Entries taken from a collection:
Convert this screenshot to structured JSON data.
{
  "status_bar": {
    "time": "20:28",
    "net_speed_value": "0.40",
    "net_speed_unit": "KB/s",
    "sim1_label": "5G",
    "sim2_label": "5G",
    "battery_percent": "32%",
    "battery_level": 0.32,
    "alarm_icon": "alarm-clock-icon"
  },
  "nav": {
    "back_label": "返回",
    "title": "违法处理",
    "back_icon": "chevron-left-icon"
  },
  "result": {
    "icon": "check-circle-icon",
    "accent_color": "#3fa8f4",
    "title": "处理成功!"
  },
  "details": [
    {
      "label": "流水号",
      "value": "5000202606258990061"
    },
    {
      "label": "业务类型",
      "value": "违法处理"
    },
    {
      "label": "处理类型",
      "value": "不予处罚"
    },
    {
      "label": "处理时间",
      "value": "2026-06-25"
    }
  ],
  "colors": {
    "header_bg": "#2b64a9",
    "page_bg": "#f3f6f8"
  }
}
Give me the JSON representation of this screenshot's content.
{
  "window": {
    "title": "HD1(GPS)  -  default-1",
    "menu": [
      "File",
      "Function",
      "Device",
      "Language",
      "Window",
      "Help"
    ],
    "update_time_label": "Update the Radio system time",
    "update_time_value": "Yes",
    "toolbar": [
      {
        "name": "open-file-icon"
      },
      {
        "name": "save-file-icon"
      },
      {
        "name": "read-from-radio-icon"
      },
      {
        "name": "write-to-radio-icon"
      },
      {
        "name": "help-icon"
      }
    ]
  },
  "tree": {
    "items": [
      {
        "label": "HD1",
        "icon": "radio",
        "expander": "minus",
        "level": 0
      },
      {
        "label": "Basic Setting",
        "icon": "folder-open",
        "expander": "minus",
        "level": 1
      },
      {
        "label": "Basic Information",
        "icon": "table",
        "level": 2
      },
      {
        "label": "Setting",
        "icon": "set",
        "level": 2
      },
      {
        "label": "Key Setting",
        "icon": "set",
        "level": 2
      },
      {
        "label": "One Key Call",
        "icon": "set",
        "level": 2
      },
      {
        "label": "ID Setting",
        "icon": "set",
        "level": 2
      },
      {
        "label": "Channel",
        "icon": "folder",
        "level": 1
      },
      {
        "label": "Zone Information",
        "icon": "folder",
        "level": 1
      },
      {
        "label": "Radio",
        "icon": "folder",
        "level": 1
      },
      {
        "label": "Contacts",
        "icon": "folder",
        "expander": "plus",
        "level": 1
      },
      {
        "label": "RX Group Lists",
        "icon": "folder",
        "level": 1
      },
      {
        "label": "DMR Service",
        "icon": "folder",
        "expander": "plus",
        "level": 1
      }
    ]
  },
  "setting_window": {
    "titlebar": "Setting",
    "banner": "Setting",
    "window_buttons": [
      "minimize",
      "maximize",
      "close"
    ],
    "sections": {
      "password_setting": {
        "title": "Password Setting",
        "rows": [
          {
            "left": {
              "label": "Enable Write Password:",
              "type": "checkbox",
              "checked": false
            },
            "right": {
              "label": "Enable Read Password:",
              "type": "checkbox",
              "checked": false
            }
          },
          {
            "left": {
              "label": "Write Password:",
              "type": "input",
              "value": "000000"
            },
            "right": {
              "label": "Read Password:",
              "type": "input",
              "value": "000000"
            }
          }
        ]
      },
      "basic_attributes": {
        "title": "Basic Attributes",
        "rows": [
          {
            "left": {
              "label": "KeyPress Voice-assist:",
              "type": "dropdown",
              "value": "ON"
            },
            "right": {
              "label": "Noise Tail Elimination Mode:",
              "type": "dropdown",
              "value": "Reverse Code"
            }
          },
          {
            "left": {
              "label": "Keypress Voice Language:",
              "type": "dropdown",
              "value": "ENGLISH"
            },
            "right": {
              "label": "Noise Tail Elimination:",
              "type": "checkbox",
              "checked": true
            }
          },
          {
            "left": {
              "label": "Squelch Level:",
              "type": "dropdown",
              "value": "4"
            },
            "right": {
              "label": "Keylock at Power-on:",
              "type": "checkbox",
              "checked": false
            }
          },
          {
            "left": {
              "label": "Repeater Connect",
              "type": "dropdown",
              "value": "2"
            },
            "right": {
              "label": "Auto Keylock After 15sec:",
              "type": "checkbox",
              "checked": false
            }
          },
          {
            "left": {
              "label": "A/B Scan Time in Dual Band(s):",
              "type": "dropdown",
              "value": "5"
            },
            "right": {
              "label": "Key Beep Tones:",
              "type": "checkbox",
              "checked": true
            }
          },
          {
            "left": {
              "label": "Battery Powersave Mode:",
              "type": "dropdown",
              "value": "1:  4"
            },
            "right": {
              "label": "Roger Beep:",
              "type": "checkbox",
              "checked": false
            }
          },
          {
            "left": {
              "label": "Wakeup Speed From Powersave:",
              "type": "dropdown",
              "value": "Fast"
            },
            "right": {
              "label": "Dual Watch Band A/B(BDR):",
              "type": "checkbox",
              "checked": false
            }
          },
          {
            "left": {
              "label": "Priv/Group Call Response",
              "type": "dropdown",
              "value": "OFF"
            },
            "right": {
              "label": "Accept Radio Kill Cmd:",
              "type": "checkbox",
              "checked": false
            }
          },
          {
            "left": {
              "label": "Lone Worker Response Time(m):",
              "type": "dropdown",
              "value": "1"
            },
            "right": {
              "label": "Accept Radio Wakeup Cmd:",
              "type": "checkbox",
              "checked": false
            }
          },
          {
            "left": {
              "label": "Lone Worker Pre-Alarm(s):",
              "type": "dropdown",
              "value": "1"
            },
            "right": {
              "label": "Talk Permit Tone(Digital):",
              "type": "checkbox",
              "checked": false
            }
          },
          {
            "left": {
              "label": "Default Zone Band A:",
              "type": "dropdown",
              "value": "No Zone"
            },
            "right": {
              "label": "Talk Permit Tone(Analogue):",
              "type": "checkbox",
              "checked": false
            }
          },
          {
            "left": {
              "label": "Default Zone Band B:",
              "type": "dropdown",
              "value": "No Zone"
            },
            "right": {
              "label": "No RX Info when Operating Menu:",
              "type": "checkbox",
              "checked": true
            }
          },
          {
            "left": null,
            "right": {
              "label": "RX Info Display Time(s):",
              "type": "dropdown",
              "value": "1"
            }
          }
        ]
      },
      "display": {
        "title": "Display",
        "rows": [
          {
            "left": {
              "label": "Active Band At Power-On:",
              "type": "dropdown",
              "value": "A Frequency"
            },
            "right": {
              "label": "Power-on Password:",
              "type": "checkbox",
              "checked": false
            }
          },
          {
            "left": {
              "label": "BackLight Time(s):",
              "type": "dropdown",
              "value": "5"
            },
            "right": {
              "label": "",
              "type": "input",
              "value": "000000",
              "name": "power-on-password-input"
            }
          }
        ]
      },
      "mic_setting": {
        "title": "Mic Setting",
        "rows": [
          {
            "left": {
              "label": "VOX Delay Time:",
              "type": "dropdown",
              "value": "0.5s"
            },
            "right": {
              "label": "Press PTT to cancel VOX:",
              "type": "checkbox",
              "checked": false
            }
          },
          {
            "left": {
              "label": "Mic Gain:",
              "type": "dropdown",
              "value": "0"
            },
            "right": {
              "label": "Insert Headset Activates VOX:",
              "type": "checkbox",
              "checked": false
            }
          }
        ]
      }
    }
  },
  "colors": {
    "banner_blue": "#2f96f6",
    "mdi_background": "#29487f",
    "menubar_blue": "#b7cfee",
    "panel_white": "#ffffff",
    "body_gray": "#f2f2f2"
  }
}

_Goal_
How many lines in these entries hold the string "Band"? Answer with the number alone.

_Correct output_
5